• [Material for this exercise]

####

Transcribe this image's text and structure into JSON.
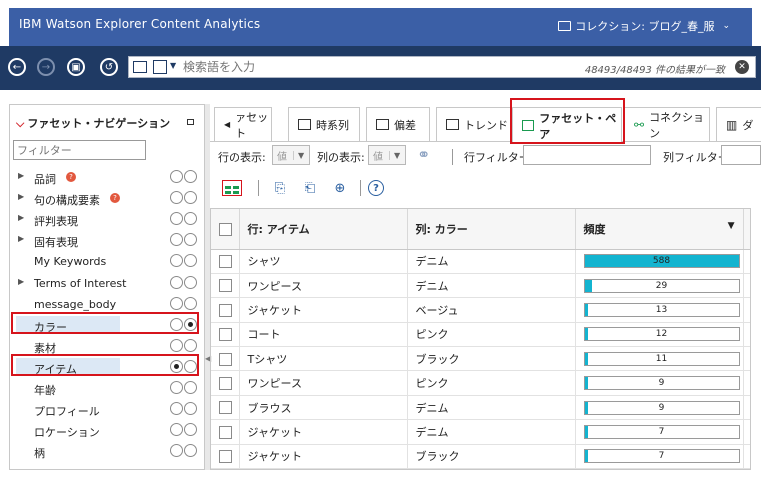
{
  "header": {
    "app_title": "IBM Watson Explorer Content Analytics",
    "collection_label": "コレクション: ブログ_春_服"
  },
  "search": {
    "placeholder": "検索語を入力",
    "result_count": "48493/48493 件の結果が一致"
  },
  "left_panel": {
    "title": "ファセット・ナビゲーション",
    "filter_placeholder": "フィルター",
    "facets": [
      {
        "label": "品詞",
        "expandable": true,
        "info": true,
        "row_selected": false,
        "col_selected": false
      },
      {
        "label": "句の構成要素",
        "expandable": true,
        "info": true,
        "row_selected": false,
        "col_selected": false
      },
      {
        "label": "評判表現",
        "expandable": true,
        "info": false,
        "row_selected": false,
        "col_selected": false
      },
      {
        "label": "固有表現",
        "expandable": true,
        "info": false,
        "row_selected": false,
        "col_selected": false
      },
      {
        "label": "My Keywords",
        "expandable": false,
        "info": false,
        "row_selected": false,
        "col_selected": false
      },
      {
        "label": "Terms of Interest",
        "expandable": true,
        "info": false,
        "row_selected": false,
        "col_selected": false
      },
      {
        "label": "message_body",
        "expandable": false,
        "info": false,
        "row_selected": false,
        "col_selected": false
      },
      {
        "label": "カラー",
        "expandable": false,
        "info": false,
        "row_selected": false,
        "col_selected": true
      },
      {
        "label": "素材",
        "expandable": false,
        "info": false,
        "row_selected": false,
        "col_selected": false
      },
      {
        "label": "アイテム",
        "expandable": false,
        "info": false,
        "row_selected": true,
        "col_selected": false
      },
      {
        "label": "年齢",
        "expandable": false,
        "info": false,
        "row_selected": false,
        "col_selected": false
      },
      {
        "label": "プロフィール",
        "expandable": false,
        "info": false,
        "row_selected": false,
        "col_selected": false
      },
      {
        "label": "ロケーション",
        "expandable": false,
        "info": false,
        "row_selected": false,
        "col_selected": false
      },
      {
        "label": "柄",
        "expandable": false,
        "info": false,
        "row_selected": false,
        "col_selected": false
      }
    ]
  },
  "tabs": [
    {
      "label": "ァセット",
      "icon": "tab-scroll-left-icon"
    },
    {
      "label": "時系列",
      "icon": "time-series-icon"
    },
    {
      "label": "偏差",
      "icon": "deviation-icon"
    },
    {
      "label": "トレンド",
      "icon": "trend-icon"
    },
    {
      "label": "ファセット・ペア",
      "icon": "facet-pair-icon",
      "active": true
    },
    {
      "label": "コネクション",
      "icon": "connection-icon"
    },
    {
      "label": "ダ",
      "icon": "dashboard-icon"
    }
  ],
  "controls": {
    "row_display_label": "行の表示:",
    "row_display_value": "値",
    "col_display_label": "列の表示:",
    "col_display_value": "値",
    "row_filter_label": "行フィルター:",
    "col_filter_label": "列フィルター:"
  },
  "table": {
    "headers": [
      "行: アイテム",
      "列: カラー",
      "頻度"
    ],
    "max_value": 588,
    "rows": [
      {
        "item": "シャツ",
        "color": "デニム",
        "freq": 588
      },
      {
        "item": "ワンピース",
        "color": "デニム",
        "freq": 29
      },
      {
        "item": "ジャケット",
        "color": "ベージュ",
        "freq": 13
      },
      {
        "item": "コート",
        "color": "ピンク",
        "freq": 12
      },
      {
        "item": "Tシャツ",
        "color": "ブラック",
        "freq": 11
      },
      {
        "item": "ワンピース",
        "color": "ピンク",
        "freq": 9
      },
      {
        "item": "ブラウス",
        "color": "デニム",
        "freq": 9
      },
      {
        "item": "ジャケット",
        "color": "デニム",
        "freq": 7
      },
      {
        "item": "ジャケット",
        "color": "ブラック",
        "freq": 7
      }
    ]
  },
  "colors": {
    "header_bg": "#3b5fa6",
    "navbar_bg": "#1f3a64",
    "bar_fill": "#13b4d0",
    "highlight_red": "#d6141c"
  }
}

####

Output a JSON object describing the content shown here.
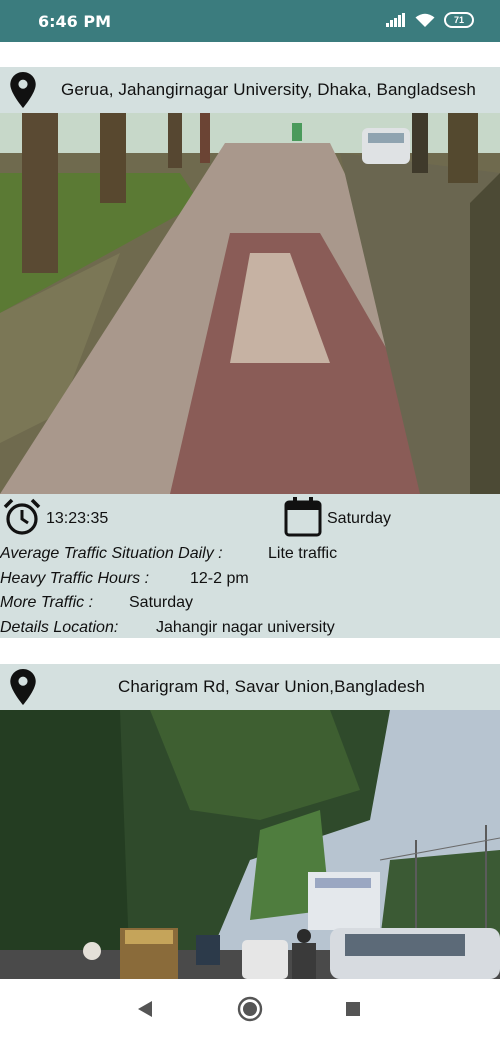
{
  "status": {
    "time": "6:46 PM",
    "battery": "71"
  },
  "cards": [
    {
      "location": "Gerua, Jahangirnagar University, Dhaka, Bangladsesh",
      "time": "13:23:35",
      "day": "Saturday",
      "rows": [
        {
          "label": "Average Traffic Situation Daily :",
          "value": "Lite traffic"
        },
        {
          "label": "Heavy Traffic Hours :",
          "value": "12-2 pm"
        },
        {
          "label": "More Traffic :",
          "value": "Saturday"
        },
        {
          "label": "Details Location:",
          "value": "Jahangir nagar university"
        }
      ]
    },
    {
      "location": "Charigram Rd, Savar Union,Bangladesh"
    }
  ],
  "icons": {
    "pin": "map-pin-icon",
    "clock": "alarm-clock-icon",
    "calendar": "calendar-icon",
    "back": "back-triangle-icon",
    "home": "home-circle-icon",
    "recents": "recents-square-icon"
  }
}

####

• [Given problem] Extract lines where the string "JSON" occurs.

• [Output below]
Transcribe this image's text and structure into JSON.
Output a JSON object describing the content shown here.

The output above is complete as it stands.